Dataset entries on figures:
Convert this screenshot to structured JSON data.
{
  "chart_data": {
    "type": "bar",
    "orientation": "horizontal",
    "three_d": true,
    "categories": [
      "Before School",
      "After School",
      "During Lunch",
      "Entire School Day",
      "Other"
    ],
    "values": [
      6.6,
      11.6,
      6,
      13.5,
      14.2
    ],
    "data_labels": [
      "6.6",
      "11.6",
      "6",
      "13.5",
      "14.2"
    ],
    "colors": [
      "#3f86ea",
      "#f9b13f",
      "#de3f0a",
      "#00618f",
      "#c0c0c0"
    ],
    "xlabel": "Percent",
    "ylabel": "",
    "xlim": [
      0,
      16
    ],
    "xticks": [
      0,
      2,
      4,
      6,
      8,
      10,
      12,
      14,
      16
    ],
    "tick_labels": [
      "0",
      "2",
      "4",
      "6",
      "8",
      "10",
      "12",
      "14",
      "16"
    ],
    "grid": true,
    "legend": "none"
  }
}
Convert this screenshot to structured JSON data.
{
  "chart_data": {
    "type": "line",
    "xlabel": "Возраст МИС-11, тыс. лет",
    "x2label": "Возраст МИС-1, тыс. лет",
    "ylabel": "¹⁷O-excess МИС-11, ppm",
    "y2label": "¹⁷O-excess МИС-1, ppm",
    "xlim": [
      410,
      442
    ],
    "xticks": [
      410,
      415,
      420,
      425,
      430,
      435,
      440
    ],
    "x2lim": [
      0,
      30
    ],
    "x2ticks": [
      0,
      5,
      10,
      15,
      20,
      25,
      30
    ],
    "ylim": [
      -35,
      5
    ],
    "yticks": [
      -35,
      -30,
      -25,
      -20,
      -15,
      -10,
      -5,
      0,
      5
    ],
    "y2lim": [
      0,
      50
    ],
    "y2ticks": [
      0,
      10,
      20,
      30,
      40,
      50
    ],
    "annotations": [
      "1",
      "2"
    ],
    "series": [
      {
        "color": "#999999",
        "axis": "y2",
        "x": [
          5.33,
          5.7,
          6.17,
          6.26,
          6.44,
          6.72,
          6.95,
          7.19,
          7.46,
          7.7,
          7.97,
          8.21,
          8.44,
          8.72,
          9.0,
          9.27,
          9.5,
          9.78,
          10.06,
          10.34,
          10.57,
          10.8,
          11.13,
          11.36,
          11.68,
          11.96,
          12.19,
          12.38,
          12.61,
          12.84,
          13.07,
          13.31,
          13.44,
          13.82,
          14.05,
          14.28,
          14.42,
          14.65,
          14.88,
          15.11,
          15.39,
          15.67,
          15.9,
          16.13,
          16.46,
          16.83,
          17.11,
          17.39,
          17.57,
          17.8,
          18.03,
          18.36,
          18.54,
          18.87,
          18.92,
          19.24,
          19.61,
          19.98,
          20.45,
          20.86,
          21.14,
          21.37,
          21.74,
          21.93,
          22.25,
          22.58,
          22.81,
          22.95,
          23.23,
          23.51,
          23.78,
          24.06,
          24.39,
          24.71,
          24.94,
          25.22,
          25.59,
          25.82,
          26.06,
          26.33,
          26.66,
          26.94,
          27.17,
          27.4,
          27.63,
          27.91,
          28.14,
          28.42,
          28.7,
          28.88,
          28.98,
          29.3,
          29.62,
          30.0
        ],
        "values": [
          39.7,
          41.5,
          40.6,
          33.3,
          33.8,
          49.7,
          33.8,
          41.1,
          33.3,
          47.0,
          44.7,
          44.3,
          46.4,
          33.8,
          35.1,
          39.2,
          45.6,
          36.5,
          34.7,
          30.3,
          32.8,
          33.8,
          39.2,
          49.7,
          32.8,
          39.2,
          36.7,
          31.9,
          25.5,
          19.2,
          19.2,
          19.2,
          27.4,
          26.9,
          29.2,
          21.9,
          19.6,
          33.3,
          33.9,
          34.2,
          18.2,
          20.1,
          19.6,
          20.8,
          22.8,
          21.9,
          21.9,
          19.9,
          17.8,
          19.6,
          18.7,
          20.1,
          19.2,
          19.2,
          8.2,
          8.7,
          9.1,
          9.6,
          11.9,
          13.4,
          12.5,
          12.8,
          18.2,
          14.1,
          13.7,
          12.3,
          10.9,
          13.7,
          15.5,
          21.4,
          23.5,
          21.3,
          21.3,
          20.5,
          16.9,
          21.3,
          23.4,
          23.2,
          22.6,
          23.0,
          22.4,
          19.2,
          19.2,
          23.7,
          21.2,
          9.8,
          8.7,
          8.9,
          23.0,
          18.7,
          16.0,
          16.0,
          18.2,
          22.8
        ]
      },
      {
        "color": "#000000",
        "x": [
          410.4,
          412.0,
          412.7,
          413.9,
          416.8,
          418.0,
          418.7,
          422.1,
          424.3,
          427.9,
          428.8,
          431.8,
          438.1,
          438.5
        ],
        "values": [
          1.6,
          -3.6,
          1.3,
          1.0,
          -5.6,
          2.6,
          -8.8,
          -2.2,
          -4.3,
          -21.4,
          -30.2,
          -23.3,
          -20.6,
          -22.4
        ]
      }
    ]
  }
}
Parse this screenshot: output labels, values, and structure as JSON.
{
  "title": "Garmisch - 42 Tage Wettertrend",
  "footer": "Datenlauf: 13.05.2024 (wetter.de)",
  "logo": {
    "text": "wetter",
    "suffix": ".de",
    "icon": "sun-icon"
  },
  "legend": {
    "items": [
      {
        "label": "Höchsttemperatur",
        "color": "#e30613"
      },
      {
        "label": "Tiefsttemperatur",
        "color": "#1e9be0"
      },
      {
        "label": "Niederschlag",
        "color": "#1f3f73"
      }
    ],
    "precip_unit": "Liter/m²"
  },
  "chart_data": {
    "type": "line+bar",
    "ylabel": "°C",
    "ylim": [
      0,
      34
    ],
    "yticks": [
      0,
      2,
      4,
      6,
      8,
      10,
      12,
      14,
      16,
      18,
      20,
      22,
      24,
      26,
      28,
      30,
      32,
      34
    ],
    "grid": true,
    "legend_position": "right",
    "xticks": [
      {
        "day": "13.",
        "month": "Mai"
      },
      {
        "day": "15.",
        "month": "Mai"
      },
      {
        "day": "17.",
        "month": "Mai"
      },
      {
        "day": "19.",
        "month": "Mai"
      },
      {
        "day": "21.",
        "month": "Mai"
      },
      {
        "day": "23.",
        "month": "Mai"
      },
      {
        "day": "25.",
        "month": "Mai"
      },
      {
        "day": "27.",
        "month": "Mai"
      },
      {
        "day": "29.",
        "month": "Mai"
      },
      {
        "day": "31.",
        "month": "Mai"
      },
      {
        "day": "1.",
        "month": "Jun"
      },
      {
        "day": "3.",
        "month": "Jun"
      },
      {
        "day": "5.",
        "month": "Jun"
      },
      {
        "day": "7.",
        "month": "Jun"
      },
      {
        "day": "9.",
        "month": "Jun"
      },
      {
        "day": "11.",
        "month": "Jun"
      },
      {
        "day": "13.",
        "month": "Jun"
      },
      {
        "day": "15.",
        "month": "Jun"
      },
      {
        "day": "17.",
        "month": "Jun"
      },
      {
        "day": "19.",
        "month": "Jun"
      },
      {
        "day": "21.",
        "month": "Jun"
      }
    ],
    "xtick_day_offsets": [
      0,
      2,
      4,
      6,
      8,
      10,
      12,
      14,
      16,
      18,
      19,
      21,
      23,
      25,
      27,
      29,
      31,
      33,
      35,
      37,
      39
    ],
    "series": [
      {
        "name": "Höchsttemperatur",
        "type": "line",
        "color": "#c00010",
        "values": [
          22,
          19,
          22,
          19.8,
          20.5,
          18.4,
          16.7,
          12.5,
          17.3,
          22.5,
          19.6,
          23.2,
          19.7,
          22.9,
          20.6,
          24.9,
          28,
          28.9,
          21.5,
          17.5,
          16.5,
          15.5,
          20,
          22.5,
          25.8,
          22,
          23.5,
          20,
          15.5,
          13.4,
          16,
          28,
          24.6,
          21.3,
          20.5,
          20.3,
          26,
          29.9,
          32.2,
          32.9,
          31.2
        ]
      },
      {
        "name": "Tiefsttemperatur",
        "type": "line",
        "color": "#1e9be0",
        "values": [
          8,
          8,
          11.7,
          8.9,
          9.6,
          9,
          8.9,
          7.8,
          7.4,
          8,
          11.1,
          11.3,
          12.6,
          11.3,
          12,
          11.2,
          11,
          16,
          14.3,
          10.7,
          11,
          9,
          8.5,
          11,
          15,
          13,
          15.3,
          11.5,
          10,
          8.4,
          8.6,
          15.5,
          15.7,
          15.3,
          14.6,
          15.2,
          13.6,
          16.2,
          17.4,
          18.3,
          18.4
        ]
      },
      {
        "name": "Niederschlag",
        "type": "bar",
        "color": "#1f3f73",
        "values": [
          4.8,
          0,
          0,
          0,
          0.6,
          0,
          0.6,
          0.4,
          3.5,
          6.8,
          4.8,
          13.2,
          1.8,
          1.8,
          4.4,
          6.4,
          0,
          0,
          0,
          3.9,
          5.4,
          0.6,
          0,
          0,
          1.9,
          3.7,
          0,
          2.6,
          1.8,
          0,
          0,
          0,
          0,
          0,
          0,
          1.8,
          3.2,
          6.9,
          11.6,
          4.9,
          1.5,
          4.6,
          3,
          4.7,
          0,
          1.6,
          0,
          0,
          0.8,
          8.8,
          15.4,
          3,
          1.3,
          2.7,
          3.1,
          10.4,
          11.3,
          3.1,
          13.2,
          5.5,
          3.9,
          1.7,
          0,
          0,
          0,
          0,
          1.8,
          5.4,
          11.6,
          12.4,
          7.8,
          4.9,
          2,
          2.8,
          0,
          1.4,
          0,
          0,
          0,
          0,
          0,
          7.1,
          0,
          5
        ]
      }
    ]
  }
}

▶ YOUR OBJECTIVE
Show the lines of the material that contain the word "name".

▶ RESPONSE
        "name": "Höchsttemperatur",
        "name": "Tiefsttemperatur",
        "name": "Niederschlag",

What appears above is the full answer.